◆ DATA EXCERPTS ◆
┌──
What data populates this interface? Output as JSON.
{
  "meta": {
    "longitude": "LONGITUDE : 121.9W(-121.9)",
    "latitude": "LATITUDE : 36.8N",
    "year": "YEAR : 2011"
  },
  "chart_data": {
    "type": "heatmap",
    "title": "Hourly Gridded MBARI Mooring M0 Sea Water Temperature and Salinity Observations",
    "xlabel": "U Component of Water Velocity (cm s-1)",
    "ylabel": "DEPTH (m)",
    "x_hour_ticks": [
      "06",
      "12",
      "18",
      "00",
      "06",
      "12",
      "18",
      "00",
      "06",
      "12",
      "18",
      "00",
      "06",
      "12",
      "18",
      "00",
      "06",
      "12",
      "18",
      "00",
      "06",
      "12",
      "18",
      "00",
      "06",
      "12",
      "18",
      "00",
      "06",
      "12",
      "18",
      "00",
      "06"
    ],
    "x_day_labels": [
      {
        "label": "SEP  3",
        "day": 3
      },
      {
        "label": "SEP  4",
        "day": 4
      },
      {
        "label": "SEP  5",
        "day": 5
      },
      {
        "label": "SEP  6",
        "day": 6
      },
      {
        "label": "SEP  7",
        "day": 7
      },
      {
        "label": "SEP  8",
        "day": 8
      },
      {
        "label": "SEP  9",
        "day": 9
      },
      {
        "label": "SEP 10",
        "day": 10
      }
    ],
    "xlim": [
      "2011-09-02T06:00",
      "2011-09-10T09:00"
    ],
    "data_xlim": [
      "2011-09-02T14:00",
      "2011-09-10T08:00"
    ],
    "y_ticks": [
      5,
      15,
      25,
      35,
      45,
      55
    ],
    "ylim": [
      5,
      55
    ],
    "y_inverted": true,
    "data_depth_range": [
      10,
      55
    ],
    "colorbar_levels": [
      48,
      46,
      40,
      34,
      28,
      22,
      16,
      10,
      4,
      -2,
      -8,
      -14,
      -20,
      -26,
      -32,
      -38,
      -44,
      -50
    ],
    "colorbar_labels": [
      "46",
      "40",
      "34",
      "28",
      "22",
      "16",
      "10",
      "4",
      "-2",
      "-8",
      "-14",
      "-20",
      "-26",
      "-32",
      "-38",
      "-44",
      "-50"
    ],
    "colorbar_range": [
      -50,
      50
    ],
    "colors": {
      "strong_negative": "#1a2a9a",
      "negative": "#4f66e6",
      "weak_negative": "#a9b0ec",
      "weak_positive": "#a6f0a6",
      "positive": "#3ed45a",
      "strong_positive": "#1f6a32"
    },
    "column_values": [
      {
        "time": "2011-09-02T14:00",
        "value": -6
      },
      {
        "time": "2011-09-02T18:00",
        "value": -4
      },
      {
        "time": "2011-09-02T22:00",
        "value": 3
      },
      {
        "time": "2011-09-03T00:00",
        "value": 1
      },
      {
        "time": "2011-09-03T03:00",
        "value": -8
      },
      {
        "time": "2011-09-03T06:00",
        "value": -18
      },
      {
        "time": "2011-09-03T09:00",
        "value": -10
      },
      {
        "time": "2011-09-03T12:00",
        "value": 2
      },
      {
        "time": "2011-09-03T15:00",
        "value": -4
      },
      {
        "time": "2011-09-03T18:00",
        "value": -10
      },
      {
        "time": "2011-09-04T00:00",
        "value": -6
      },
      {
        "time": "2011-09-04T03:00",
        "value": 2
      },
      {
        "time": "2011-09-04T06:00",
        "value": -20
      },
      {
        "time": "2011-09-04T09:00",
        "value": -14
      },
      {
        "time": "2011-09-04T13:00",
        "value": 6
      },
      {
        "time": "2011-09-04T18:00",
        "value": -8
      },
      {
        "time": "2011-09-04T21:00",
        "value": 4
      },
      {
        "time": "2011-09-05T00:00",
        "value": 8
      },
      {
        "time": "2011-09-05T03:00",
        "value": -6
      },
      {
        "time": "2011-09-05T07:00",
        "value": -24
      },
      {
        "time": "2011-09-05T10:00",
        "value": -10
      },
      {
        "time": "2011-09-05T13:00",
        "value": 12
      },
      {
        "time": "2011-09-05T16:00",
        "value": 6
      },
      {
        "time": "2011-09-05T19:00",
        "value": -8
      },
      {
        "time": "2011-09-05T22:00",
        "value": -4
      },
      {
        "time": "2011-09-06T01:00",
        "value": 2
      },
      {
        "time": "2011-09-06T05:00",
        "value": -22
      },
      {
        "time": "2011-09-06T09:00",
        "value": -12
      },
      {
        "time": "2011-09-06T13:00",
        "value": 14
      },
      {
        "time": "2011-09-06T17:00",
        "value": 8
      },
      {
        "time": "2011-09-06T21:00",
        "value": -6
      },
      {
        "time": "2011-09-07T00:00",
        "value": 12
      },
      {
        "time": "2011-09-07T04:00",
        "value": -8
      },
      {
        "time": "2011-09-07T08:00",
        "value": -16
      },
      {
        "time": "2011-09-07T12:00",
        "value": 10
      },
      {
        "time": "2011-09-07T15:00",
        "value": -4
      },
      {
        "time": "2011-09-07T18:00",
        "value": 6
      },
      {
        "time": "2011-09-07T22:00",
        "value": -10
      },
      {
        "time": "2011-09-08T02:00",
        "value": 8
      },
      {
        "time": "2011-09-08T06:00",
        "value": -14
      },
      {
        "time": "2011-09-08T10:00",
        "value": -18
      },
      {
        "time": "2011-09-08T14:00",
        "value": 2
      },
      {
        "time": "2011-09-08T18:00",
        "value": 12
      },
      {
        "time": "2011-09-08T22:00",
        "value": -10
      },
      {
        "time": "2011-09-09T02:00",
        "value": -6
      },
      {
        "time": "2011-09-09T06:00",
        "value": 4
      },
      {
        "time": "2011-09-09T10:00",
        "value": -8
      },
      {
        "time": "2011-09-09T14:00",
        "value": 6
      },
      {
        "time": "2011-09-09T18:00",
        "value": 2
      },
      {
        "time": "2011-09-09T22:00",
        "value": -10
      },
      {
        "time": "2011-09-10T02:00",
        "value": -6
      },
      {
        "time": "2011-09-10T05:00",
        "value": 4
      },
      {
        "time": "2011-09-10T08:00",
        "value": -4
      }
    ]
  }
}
└──
◆ CHALLENGE ◆
Print all of the data exactly as it was given.

◆ ANSWER TO THIS EXERCISE ◆
What data populates this interface? Output as JSON.
{
  "meta": {
    "longitude": "LONGITUDE : 121.9W(-121.9)",
    "latitude": "LATITUDE : 36.8N",
    "year": "YEAR : 2011"
  },
  "chart_data": {
    "type": "heatmap",
    "title": "Hourly Gridded MBARI Mooring M0 Sea Water Temperature and Salinity Observations",
    "xlabel": "U Component of Water Velocity (cm s-1)",
    "ylabel": "DEPTH (m)",
    "x_hour_ticks": [
      "06",
      "12",
      "18",
      "00",
      "06",
      "12",
      "18",
      "00",
      "06",
      "12",
      "18",
      "00",
      "06",
      "12",
      "18",
      "00",
      "06",
      "12",
      "18",
      "00",
      "06",
      "12",
      "18",
      "00",
      "06",
      "12",
      "18",
      "00",
      "06",
      "12",
      "18",
      "00",
      "06"
    ],
    "x_day_labels": [
      {
        "label": "SEP  3",
        "day": 3
      },
      {
        "label": "SEP  4",
        "day": 4
      },
      {
        "label": "SEP  5",
        "day": 5
      },
      {
        "label": "SEP  6",
        "day": 6
      },
      {
        "label": "SEP  7",
        "day": 7
      },
      {
        "label": "SEP  8",
        "day": 8
      },
      {
        "label": "SEP  9",
        "day": 9
      },
      {
        "label": "SEP 10",
        "day": 10
      }
    ],
    "xlim": [
      "2011-09-02T06:00",
      "2011-09-10T09:00"
    ],
    "data_xlim": [
      "2011-09-02T14:00",
      "2011-09-10T08:00"
    ],
    "y_ticks": [
      5,
      15,
      25,
      35,
      45,
      55
    ],
    "ylim": [
      5,
      55
    ],
    "y_inverted": true,
    "data_depth_range": [
      10,
      55
    ],
    "colorbar_levels": [
      48,
      46,
      40,
      34,
      28,
      22,
      16,
      10,
      4,
      -2,
      -8,
      -14,
      -20,
      -26,
      -32,
      -38,
      -44,
      -50
    ],
    "colorbar_labels": [
      "46",
      "40",
      "34",
      "28",
      "22",
      "16",
      "10",
      "4",
      "-2",
      "-8",
      "-14",
      "-20",
      "-26",
      "-32",
      "-38",
      "-44",
      "-50"
    ],
    "colorbar_range": [
      -50,
      50
    ],
    "colors": {
      "strong_negative": "#1a2a9a",
      "negative": "#4f66e6",
      "weak_negative": "#a9b0ec",
      "weak_positive": "#a6f0a6",
      "positive": "#3ed45a",
      "strong_positive": "#1f6a32"
    },
    "column_values": [
      {
        "time": "2011-09-02T14:00",
        "value": -6
      },
      {
        "time": "2011-09-02T18:00",
        "value": -4
      },
      {
        "time": "2011-09-02T22:00",
        "value": 3
      },
      {
        "time": "2011-09-03T00:00",
        "value": 1
      },
      {
        "time": "2011-09-03T03:00",
        "value": -8
      },
      {
        "time": "2011-09-03T06:00",
        "value": -18
      },
      {
        "time": "2011-09-03T09:00",
        "value": -10
      },
      {
        "time": "2011-09-03T12:00",
        "value": 2
      },
      {
        "time": "2011-09-03T15:00",
        "value": -4
      },
      {
        "time": "2011-09-03T18:00",
        "value": -10
      },
      {
        "time": "2011-09-04T00:00",
        "value": -6
      },
      {
        "time": "2011-09-04T03:00",
        "value": 2
      },
      {
        "time": "2011-09-04T06:00",
        "value": -20
      },
      {
        "time": "2011-09-04T09:00",
        "value": -14
      },
      {
        "time": "2011-09-04T13:00",
        "value": 6
      },
      {
        "time": "2011-09-04T18:00",
        "value": -8
      },
      {
        "time": "2011-09-04T21:00",
        "value": 4
      },
      {
        "time": "2011-09-05T00:00",
        "value": 8
      },
      {
        "time": "2011-09-05T03:00",
        "value": -6
      },
      {
        "time": "2011-09-05T07:00",
        "value": -24
      },
      {
        "time": "2011-09-05T10:00",
        "value": -10
      },
      {
        "time": "2011-09-05T13:00",
        "value": 12
      },
      {
        "time": "2011-09-05T16:00",
        "value": 6
      },
      {
        "time": "2011-09-05T19:00",
        "value": -8
      },
      {
        "time": "2011-09-05T22:00",
        "value": -4
      },
      {
        "time": "2011-09-06T01:00",
        "value": 2
      },
      {
        "time": "2011-09-06T05:00",
        "value": -22
      },
      {
        "time": "2011-09-06T09:00",
        "value": -12
      },
      {
        "time": "2011-09-06T13:00",
        "value": 14
      },
      {
        "time": "2011-09-06T17:00",
        "value": 8
      },
      {
        "time": "2011-09-06T21:00",
        "value": -6
      },
      {
        "time": "2011-09-07T00:00",
        "value": 12
      },
      {
        "time": "2011-09-07T04:00",
        "value": -8
      },
      {
        "time": "2011-09-07T08:00",
        "value": -16
      },
      {
        "time": "2011-09-07T12:00",
        "value": 10
      },
      {
        "time": "2011-09-07T15:00",
        "value": -4
      },
      {
        "time": "2011-09-07T18:00",
        "value": 6
      },
      {
        "time": "2011-09-07T22:00",
        "value": -10
      },
      {
        "time": "2011-09-08T02:00",
        "value": 8
      },
      {
        "time": "2011-09-08T06:00",
        "value": -14
      },
      {
        "time": "2011-09-08T10:00",
        "value": -18
      },
      {
        "time": "2011-09-08T14:00",
        "value": 2
      },
      {
        "time": "2011-09-08T18:00",
        "value": 12
      },
      {
        "time": "2011-09-08T22:00",
        "value": -10
      },
      {
        "time": "2011-09-09T02:00",
        "value": -6
      },
      {
        "time": "2011-09-09T06:00",
        "value": 4
      },
      {
        "time": "2011-09-09T10:00",
        "value": -8
      },
      {
        "time": "2011-09-09T14:00",
        "value": 6
      },
      {
        "time": "2011-09-09T18:00",
        "value": 2
      },
      {
        "time": "2011-09-09T22:00",
        "value": -10
      },
      {
        "time": "2011-09-10T02:00",
        "value": -6
      },
      {
        "time": "2011-09-10T05:00",
        "value": 4
      },
      {
        "time": "2011-09-10T08:00",
        "value": -4
      }
    ]
  }
}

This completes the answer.